Excerpted records:
·····

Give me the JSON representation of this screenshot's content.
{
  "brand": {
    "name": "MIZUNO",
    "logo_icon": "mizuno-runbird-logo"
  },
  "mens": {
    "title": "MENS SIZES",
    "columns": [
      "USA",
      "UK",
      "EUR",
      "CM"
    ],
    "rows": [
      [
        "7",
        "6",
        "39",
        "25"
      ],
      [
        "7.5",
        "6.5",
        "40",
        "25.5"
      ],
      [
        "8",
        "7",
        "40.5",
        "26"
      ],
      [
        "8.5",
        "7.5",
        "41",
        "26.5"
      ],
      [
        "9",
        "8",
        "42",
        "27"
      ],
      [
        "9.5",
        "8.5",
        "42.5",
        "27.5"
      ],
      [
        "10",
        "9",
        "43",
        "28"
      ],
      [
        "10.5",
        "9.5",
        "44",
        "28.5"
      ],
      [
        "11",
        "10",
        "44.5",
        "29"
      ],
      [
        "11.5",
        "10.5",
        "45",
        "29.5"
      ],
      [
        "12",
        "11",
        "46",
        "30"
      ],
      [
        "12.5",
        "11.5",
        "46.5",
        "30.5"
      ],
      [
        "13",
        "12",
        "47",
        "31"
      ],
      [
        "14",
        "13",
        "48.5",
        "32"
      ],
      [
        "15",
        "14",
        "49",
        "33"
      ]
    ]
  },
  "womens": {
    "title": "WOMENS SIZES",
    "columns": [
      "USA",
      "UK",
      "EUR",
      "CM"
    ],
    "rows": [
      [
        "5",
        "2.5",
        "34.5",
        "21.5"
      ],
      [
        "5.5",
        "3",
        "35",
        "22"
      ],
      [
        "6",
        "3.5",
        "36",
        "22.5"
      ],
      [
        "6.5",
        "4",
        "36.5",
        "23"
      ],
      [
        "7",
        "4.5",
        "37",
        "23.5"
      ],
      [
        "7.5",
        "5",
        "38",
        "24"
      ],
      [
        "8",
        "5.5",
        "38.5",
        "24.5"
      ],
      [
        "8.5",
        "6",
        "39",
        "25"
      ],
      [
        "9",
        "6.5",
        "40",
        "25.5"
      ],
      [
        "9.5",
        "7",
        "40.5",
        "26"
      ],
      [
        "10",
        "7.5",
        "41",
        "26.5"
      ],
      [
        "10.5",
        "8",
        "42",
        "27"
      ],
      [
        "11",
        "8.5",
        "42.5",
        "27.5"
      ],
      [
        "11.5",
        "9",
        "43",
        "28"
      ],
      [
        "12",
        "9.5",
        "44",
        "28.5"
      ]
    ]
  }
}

·····

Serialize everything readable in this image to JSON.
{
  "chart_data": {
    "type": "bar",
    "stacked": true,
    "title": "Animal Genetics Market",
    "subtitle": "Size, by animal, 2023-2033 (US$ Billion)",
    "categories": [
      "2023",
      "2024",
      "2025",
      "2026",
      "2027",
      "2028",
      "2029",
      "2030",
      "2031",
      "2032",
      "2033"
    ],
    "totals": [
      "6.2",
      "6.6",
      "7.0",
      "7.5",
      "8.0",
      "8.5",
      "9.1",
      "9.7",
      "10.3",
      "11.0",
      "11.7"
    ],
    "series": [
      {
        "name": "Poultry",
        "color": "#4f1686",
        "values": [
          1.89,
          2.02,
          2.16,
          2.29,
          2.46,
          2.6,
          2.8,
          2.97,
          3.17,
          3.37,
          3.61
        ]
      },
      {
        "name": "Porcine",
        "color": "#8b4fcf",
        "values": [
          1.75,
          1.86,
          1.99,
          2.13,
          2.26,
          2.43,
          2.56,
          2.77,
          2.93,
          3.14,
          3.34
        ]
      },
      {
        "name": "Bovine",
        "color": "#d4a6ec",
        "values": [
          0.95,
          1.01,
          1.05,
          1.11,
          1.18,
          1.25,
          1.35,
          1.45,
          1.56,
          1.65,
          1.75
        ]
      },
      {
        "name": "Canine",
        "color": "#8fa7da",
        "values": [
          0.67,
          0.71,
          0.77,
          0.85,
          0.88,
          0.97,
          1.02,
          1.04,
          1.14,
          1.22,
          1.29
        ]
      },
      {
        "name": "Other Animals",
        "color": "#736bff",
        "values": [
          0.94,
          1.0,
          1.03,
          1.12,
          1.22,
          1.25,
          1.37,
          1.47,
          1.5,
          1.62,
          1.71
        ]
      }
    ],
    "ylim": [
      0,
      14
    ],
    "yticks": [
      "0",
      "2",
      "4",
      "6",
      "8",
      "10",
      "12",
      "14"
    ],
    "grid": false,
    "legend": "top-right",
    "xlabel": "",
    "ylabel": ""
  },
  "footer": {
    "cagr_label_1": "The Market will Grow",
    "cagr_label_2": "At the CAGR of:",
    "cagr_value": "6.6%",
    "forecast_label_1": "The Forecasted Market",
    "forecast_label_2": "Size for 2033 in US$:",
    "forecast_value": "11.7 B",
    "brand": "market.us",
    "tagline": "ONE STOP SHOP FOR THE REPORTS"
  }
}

·····

Exercise requirements:
Take every line above carrying "color" and return it.

Output for this exercise:
        "color": "#4f1686",
        "color": "#8b4fcf",
        "color": "#d4a6ec",
        "color": "#8fa7da",
        "color": "#736bff",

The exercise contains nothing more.